## Bloc de texte
════════

Vu la procédure suivante :
Procédure contentieuse antérieure
La société par actions simplifiée (SAS) Confort Immobilier a demandé au tribunal administratif de Lyon de prononcer la décharge des rappels de taxe sur la valeur ajoutée mis à sa charge pour la période du 1er janvier 2013 au 31 décembre 2015, ainsi que des intérêts de retard correspondants, et de mettre à la charge de l'Etat les dépens ainsi qu'une somme de 3 500 euros au titre de l'article L. 761-1 du code de justice administrative.
Par un jugement n° 1706827 du 5 février 2019, le tribunal administratif de Lyon a déchargé la SAS Confort Immobilier des rappels de taxe sur la valeur ajoutée mis à sa charge pour la période du 1er janvier 2013 au 31 décembre 2015 (article 1er), a mis à la charge de l'Etat une somme de 1 200 euros en application de l'article L. 761-1 du code de justice administrative (article 2) et a rejeté le surplus des conclusions de la requête (article 3).
Procédure devant la cour
Par une requête enregistrée le 15 avril 2019, le ministre de l'action et des comptes publics demande à la cour :
1°) d'annuler les articles 1er et 2 de ce jugement ;
2°) de remettre à la charge de la SAS Confort Immobilier les rappels de taxe sur la valeur ajoutée en litige, à hauteur de la somme de 22 057 euros.
Il soutient que :
- contrairement à ce qu'a jugé le tribunal, la mise en œuvre du régime de taxe sur la valeur ajoutée prévu à l'article 268 du code général des impôts suppose nécessairement que le bien revendu ait une qualification juridique identique à celle du bien acquis, la notion d'achat-revente de terrains à bâtir ou de bâtiments devant s'entendre comme excluant toutes les opérations de transformation ;
- ainsi, les opérations consistant en l'espèce en la revente comme terrain à bâtir, après division parcellaire, de terrains initialement acquis comme terrains d'assiette d'immeubles bâtis ne peuvent bénéficier du régime dérogatoire, d'interprétation stricte, mais doivent être soumises à la taxe sur la valeur ajoutée sur le prix total de cession.
Par un mémoire en défense, enregistré le 16 juillet 2019, la SAS Confort Immobilier, représentée par Me Aujoulat, conclut au rejet de la requête et demande à la cour de mettre à la charge de l'Etat une somme de 5 000 euros au titre de l'article L. 761-1 du code de justice administrative.
Elle soutient que :
- la vente restant en litige remplit la seule condition posée par l'article 268 du code général des impôts ;
- la doctrine de l'administration fiscale ajoute illégalement des conditions à l'application de cet article, ce qui ne peut fonder une imposition.

════════

## Section des données
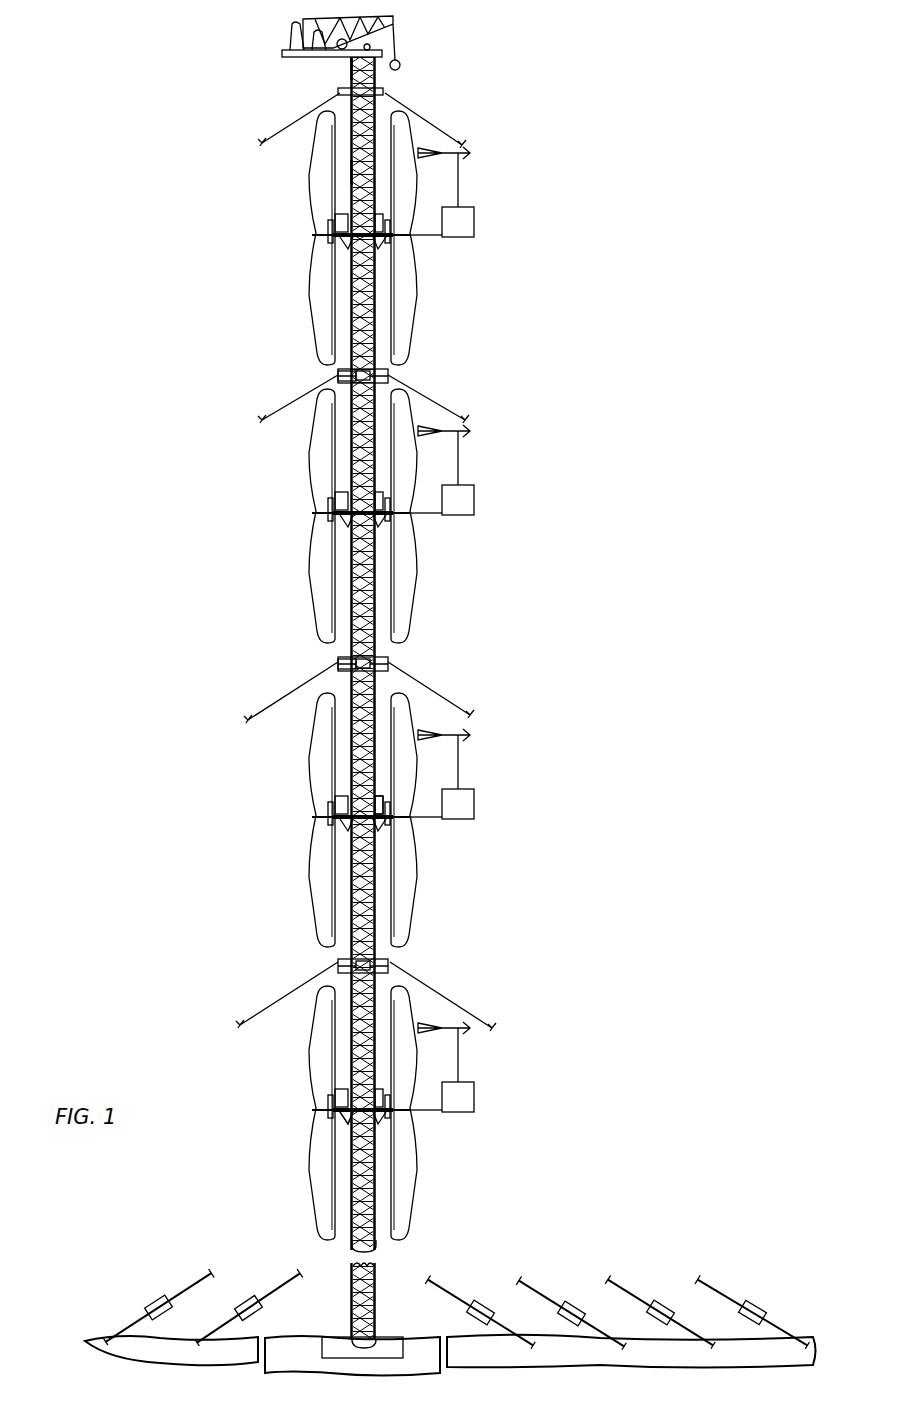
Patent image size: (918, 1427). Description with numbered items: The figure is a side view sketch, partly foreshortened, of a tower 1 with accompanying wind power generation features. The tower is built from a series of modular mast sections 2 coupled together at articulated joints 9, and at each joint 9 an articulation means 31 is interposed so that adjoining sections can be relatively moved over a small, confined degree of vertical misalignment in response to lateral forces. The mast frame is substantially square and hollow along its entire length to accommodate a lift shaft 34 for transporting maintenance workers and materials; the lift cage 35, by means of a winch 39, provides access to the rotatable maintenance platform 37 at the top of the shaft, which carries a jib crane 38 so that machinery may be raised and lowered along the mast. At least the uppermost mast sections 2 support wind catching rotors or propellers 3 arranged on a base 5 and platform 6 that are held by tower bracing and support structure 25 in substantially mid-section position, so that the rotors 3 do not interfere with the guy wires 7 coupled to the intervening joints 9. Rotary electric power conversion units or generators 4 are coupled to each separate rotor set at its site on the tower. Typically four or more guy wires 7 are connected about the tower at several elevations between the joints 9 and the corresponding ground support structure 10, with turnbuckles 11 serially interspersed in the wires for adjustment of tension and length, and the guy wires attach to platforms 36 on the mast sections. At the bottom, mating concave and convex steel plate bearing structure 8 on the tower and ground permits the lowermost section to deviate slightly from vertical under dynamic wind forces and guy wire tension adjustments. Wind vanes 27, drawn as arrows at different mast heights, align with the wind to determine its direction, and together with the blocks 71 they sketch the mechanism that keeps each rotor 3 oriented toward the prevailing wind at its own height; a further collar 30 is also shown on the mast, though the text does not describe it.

════════

## Consigne 1
Recopiez mot pour mot le passage du bloc de texte qui commence par « Il soutient que » et se poursuit jusqu'à « total de cession. ».
## Consigne 2
D'après le bloc de texte, quelle somme la SAS Confort Immobilier demande-t-elle à la cour de mettre à la charge de l'État dans son mémoire en défense ?
Le matériel présenté ci-dessus provient d'une autre source que le bloc de texte.

## Réponse complète 1
Il soutient que :
- contrairement à ce qu'a jugé le tribunal, la mise en œuvre du régime de taxe sur la valeur ajoutée prévu à l'article 268 du code général des impôts suppose nécessairement que le bien revendu ait une qualification juridique identique à celle du bien acquis, la notion d'achat-revente de terrains à bâtir ou de bâtiments devant s'entendre comme excluant toutes les opérations de transformation ;
- ainsi, les opérations consistant en l'espèce en la revente comme terrain à bâtir, après division parcellaire, de terrains initialement acquis comme terrains d'assiette d'immeubles bâtis ne peuvent bénéficier du régime dérogatoire, d'interprétation stricte, mais doivent être soumises à la taxe sur la valeur ajoutée sur le prix total de cession.

## Réponse complète 2
Une somme de 5 000 euros au titre de l'article L. 761-1 du code de justice administrative.